# What this task involves
Whenever a line of the data below holds the string "cosas", copy that line.

# Record extracts
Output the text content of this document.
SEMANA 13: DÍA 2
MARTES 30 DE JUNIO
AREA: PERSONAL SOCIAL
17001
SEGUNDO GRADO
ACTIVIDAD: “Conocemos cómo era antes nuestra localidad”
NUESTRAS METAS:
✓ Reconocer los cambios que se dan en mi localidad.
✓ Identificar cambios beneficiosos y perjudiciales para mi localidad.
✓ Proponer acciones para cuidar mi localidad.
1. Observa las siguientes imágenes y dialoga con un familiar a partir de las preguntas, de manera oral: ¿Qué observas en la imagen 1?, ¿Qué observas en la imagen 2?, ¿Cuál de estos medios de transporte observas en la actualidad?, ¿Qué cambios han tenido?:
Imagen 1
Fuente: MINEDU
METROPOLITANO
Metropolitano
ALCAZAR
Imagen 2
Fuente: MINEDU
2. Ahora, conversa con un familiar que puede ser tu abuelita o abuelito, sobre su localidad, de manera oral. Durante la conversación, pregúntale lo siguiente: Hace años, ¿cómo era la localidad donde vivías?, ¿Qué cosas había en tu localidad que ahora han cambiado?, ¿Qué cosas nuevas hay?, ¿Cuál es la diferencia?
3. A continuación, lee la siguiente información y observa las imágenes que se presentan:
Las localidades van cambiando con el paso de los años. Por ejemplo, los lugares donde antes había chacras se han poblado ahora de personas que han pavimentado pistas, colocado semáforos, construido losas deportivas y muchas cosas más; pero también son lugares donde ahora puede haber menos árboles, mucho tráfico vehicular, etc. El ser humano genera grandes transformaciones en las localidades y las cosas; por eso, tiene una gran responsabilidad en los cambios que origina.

# Solution below
2. Ahora, conversa con un familiar que puede ser tu abuelita o abuelito, sobre su localidad, de manera oral. Durante la conversación, pregúntale lo siguiente: Hace años, ¿cómo era la localidad donde vivías?, ¿Qué cosas había en tu localidad que ahora han cambiado?, ¿Qué cosas nuevas hay?, ¿Cuál es la diferencia?
Las localidades van cambiando con el paso de los años. Por ejemplo, los lugares donde antes había chacras se han poblado ahora de personas que han pavimentado pistas, colocado semáforos, construido losas deportivas y muchas cosas más; pero también son lugares donde ahora puede haber menos árboles, mucho tráfico vehicular, etc. El ser humano genera grandes transformaciones en las localidades y las cosas; por eso, tiene una gran responsabilidad en los cambios que origina.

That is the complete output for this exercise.